Lines before the one containing "Extract all readable text from this page." are excluded; retype that line and all remaining lines of the material exactly.

[Entries from a dataset]
— begin —

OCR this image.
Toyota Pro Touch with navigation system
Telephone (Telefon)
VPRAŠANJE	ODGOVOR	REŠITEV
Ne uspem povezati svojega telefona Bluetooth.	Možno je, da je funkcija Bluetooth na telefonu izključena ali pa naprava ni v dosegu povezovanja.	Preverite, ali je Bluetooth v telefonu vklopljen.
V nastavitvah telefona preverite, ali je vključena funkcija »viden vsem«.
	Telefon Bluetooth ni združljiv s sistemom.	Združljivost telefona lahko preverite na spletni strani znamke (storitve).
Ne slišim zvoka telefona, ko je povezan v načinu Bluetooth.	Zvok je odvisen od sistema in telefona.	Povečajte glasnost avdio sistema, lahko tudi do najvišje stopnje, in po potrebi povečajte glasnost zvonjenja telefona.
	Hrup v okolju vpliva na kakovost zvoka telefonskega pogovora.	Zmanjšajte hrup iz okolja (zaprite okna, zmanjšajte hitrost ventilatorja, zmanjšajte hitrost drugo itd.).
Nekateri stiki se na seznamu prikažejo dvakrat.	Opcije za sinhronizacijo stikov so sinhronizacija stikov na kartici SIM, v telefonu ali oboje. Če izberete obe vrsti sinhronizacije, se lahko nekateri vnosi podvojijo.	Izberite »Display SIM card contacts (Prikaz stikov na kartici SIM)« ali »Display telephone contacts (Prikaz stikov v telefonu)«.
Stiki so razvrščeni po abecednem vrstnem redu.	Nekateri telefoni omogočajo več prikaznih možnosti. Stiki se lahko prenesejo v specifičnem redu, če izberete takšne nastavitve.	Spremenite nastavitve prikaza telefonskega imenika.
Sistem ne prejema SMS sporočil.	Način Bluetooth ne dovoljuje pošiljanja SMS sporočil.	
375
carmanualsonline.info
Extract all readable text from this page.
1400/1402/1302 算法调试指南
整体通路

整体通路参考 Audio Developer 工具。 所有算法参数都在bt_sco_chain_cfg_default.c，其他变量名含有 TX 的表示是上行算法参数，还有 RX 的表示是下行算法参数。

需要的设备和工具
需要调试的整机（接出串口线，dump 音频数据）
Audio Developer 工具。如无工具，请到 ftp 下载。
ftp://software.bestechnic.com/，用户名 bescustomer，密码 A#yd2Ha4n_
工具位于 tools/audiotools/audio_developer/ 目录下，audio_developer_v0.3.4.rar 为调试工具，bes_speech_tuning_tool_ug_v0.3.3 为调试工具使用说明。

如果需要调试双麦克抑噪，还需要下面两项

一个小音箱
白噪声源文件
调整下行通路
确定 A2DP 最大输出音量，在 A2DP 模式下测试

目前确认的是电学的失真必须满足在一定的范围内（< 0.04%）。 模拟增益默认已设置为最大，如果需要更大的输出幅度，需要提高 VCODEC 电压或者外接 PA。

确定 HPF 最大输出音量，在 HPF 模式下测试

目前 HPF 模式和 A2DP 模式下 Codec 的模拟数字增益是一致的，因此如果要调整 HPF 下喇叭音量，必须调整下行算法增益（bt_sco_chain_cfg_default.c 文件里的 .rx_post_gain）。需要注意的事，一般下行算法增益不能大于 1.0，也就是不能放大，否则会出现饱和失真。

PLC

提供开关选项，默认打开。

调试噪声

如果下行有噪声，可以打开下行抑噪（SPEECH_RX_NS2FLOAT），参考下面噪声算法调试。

— end —

Expected answer:
Extract all readable text from this page.
1400/1402/1302 算法调试指南
整体通路

整体通路参考 Audio Developer 工具。 所有算法参数都在bt_sco_chain_cfg_default.c，其他变量名含有 TX 的表示是上行算法参数，还有 RX 的表示是下行算法参数。

需要的设备和工具
需要调试的整机（接出串口线，dump 音频数据）
Audio Developer 工具。如无工具，请到 ftp 下载。
ftp://software.bestechnic.com/，用户名 bescustomer，密码 A#yd2Ha4n_
工具位于 tools/audiotools/audio_developer/ 目录下，audio_developer_v0.3.4.rar 为调试工具，bes_speech_tuning_tool_ug_v0.3.3 为调试工具使用说明。

如果需要调试双麦克抑噪，还需要下面两项

一个小音箱
白噪声源文件
调整下行通路
确定 A2DP 最大输出音量，在 A2DP 模式下测试

目前确认的是电学的失真必须满足在一定的范围内（< 0.04%）。 模拟增益默认已设置为最大，如果需要更大的输出幅度，需要提高 VCODEC 电压或者外接 PA。

确定 HPF 最大输出音量，在 HPF 模式下测试

目前 HPF 模式和 A2DP 模式下 Codec 的模拟数字增益是一致的，因此如果要调整 HPF 下喇叭音量，必须调整下行算法增益（bt_sco_chain_cfg_default.c 文件里的 .rx_post_gain）。需要注意的事，一般下行算法增益不能大于 1.0，也就是不能放大，否则会出现饱和失真。

PLC

提供开关选项，默认打开。

调试噪声

如果下行有噪声，可以打开下行抑噪（SPEECH_RX_NS2FLOAT），参考下面噪声算法调试。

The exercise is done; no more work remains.